___ DATASET ROWS

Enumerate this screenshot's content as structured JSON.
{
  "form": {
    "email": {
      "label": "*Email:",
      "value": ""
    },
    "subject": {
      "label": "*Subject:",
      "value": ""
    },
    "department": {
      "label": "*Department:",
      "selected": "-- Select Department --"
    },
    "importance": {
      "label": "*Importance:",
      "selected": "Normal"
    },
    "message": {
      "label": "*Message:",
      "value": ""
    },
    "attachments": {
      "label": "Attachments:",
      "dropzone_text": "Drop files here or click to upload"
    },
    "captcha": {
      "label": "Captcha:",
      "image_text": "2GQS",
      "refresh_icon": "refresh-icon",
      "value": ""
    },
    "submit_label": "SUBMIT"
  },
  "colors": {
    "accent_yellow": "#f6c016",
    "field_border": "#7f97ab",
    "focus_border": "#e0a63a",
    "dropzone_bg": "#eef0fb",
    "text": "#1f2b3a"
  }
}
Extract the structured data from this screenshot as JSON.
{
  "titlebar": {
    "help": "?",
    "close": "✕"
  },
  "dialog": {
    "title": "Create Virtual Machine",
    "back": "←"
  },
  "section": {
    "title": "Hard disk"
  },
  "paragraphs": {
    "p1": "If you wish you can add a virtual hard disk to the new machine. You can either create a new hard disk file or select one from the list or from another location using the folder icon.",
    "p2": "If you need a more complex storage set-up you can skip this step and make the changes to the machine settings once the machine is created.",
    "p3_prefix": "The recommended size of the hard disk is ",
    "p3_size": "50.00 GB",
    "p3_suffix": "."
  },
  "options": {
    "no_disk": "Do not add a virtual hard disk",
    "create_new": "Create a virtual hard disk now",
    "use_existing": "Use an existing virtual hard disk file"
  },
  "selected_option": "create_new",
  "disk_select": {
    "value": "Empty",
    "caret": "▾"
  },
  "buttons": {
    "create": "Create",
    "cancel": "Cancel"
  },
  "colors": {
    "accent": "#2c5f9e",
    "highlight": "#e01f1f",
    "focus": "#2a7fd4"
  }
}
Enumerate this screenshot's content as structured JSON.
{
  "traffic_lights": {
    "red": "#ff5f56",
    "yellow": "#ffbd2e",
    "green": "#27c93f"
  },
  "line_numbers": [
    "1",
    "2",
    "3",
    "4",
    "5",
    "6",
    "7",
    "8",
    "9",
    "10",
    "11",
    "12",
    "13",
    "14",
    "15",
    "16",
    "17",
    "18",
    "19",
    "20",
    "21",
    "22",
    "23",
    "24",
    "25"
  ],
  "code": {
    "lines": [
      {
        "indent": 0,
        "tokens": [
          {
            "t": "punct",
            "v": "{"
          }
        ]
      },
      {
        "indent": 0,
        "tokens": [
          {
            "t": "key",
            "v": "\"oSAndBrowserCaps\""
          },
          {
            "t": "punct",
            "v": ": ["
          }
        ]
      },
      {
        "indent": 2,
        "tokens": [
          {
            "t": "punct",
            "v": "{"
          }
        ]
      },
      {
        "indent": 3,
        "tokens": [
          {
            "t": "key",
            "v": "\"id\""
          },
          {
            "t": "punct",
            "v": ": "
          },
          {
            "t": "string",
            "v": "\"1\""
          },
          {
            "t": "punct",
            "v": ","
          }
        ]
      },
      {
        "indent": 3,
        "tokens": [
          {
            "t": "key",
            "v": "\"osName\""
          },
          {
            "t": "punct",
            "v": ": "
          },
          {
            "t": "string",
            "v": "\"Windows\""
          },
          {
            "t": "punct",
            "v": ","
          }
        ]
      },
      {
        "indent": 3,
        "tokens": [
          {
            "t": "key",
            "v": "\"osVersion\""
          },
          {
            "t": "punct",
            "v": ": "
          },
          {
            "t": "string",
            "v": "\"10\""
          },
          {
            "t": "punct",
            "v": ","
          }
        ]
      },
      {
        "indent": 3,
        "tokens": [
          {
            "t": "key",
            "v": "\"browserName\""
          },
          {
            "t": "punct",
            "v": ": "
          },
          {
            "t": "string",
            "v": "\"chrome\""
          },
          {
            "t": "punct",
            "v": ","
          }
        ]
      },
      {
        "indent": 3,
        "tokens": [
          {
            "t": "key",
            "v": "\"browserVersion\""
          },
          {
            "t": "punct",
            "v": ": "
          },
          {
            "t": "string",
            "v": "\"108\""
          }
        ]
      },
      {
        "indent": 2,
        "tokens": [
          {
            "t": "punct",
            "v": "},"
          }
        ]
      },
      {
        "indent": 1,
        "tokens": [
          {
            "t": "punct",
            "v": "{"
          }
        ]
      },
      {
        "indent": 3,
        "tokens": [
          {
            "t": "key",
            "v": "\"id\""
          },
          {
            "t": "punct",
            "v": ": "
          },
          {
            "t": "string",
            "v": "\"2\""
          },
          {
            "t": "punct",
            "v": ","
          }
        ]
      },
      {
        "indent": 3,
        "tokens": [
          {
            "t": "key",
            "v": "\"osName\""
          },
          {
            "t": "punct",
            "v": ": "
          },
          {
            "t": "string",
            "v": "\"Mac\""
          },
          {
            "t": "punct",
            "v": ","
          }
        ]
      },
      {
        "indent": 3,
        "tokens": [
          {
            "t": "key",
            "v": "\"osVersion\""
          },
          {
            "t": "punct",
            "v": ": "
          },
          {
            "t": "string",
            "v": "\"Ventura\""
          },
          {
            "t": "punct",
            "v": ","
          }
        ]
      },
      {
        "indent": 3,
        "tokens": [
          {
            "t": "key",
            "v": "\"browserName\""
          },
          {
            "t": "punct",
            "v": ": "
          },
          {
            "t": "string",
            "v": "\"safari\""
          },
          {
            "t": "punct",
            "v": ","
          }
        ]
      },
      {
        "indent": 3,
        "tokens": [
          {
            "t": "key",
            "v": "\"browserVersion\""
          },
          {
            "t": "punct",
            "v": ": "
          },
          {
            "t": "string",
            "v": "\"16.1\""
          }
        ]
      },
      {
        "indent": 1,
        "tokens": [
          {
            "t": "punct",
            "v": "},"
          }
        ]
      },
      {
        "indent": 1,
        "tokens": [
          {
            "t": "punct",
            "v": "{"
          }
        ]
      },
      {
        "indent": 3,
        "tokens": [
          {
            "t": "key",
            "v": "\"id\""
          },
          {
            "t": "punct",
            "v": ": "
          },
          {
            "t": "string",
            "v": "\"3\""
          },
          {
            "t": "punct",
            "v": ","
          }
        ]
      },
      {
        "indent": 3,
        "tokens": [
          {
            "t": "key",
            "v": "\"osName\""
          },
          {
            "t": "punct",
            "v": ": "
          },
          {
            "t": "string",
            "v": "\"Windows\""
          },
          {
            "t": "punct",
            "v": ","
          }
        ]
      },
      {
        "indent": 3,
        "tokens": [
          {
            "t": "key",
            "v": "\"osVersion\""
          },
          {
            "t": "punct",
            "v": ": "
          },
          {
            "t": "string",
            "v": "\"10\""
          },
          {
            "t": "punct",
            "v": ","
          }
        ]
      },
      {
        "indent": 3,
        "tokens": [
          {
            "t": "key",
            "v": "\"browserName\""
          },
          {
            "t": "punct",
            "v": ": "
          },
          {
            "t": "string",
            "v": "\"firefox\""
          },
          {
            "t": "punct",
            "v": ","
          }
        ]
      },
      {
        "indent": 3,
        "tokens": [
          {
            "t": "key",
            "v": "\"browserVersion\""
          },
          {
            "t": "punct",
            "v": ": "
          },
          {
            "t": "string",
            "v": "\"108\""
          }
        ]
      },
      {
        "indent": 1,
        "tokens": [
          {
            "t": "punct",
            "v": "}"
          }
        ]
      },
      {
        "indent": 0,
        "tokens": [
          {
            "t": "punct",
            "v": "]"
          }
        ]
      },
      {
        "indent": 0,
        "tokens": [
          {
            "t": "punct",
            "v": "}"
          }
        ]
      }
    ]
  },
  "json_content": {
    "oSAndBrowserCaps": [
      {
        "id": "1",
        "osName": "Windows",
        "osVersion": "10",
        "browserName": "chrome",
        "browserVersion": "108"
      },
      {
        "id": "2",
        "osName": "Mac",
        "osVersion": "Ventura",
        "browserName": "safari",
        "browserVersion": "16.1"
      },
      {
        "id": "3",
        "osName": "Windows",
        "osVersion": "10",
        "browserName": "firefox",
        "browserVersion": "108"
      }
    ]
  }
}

______

The word "icon" may appear on some lines. Report how many lines hold it, giving the number alone.

__FINISHED EXERCISE__. 2